Count the lines in the data below where the string "type" occurs, please, and give the number alone.

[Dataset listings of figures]
------------

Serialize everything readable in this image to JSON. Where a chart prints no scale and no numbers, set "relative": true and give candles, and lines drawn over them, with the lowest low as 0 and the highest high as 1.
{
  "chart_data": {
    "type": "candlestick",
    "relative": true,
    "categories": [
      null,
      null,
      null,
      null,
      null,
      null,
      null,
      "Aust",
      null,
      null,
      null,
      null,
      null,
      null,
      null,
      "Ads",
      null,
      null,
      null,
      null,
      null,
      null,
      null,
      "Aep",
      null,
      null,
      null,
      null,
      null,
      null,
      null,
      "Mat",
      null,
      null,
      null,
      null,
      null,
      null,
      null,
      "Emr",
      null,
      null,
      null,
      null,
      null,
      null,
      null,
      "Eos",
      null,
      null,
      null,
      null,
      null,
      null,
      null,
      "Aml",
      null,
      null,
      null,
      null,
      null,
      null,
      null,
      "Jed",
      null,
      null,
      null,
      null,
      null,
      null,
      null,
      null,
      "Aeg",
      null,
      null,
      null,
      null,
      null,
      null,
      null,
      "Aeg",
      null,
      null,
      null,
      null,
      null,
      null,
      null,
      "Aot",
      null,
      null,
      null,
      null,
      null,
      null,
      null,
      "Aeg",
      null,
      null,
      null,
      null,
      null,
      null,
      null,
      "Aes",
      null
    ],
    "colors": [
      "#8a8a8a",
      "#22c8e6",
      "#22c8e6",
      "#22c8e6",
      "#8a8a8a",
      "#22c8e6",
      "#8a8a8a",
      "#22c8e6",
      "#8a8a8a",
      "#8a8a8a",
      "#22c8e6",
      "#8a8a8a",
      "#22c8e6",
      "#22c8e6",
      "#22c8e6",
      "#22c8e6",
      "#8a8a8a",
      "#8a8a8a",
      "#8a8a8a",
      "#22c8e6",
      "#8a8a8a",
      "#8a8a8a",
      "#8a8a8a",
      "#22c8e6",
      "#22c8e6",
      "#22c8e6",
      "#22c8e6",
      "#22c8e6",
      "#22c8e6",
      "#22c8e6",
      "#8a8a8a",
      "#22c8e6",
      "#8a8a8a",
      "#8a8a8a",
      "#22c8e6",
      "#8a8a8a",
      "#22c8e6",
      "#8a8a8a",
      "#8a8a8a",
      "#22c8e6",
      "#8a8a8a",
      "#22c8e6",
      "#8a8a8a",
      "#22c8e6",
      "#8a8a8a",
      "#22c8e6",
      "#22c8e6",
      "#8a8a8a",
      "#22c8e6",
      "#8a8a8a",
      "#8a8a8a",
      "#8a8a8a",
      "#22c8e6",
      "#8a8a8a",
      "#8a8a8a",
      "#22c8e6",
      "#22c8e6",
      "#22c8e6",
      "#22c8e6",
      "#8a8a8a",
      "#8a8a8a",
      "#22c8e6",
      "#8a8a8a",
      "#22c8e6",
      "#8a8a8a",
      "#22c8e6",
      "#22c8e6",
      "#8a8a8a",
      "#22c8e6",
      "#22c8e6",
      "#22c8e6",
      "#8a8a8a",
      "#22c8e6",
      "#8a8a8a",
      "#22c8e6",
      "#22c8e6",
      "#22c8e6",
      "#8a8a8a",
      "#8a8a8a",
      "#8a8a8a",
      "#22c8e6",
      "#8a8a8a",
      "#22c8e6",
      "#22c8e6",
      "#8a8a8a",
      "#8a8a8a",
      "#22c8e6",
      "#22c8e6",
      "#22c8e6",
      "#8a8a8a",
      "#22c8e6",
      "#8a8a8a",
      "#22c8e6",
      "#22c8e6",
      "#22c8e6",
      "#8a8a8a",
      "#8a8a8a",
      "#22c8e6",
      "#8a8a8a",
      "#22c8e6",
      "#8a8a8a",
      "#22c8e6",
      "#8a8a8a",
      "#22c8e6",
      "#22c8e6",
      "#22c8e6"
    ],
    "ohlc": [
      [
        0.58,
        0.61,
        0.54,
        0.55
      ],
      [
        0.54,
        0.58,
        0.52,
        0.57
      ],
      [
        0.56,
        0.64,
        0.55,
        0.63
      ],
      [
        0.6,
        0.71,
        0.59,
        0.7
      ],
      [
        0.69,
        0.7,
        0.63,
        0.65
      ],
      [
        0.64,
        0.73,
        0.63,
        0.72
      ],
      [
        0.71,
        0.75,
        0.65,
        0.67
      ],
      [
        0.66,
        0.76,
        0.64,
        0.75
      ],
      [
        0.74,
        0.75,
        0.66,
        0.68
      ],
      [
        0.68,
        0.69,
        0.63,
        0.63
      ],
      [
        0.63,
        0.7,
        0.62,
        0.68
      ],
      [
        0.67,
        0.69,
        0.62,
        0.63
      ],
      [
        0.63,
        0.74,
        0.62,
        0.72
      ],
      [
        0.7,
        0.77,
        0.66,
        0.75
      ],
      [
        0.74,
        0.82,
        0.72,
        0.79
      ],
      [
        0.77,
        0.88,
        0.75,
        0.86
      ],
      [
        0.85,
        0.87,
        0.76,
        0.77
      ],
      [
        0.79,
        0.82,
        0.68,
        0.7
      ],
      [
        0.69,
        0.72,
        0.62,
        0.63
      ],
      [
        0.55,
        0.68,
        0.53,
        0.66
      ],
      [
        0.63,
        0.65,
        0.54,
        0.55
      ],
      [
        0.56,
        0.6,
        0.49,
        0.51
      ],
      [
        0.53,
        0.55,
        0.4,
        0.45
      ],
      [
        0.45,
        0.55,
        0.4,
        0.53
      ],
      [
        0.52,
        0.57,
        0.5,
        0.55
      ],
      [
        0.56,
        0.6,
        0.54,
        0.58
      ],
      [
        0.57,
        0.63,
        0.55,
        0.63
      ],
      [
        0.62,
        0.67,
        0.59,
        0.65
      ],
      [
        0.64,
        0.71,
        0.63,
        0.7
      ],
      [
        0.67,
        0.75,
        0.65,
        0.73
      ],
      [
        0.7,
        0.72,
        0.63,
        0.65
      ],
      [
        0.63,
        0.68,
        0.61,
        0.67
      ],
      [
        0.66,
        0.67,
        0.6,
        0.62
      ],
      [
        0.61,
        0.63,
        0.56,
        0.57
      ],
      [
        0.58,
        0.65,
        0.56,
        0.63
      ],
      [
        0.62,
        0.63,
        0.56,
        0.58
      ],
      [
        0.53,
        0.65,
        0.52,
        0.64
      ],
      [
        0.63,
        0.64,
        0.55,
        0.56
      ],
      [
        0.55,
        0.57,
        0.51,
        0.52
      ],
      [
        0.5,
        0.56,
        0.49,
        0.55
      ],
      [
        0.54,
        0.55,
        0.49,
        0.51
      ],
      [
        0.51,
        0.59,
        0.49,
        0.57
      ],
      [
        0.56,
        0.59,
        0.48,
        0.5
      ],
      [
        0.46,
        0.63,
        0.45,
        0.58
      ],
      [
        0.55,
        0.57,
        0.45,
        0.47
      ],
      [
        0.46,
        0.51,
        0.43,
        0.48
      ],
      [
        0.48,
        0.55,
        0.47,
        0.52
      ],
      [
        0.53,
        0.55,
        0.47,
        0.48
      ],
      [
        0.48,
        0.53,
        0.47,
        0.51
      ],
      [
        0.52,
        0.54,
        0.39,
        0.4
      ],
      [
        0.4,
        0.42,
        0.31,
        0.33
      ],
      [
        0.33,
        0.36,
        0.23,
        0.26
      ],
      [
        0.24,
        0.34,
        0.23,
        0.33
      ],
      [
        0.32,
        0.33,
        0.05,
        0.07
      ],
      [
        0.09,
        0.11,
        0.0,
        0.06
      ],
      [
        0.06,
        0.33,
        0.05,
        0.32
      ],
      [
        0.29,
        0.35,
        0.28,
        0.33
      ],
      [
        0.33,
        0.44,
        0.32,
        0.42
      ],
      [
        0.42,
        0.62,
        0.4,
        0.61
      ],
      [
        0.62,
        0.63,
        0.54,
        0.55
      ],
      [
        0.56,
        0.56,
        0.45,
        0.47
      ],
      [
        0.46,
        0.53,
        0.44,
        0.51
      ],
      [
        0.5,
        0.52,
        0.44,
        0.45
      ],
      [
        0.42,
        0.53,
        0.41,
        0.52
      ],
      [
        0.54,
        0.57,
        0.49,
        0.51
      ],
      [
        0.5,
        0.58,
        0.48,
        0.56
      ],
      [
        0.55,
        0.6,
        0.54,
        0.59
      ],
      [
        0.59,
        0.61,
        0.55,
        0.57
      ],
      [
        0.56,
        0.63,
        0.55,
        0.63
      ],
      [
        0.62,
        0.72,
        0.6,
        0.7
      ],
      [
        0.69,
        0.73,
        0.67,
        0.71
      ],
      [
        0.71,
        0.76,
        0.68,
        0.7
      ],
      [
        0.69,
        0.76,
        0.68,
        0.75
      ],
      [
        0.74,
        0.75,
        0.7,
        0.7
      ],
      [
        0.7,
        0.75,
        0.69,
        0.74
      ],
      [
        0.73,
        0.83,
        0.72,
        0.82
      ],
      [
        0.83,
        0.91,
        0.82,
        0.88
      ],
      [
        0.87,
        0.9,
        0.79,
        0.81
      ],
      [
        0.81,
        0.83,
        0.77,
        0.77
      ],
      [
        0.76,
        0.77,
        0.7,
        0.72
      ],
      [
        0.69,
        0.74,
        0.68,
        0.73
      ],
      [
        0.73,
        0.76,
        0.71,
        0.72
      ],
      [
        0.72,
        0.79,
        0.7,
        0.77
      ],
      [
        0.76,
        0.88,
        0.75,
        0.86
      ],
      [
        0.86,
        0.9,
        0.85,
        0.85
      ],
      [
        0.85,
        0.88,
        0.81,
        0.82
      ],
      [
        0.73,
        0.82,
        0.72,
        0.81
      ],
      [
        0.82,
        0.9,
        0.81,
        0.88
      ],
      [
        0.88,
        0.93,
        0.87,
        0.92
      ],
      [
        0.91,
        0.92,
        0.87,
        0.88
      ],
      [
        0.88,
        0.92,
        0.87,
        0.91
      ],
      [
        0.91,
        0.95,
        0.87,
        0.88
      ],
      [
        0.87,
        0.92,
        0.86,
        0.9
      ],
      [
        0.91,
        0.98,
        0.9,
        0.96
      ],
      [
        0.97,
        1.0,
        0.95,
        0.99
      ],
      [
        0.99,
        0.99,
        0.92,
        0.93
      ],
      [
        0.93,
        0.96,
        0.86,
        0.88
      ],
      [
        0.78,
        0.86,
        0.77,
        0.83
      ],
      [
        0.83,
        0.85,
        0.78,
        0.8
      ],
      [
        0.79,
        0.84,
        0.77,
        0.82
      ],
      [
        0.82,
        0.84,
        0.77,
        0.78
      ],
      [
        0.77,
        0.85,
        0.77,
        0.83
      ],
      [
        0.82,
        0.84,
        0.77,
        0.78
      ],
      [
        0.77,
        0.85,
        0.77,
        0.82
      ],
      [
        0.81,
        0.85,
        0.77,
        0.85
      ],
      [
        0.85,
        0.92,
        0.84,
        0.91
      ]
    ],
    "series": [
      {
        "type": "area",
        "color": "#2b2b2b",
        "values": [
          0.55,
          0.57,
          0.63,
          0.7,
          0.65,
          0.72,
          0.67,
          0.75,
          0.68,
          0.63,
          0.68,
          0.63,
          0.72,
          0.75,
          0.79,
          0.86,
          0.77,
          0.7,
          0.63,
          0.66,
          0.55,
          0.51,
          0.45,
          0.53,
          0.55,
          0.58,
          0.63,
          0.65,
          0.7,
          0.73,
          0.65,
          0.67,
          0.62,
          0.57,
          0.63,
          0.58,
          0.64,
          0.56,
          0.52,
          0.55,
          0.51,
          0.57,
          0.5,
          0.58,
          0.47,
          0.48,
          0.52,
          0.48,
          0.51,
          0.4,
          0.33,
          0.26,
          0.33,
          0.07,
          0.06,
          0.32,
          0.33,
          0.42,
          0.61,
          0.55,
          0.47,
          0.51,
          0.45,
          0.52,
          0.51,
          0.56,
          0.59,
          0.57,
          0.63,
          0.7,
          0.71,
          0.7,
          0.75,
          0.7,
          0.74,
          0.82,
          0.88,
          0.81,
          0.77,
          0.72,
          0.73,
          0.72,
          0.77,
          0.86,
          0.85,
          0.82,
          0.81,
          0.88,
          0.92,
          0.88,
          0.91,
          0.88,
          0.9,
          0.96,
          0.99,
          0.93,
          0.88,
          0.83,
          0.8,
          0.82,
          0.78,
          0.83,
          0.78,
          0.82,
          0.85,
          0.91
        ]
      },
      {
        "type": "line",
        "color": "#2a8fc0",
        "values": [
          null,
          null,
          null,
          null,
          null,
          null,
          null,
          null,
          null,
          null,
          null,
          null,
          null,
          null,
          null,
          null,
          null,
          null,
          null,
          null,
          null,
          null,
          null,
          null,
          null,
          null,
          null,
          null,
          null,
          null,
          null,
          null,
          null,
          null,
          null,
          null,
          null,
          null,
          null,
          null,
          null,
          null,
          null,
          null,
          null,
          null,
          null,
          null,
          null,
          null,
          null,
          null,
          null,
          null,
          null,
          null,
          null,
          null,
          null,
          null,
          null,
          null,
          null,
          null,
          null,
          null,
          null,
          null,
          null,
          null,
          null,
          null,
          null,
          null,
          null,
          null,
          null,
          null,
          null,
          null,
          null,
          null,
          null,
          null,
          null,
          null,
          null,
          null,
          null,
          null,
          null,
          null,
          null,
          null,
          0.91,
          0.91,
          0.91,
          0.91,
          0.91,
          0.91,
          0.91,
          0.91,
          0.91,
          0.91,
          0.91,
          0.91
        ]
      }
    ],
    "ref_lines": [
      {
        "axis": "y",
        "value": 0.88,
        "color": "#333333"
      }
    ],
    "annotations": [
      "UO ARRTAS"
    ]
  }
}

------------

IN RESPONSE =>
3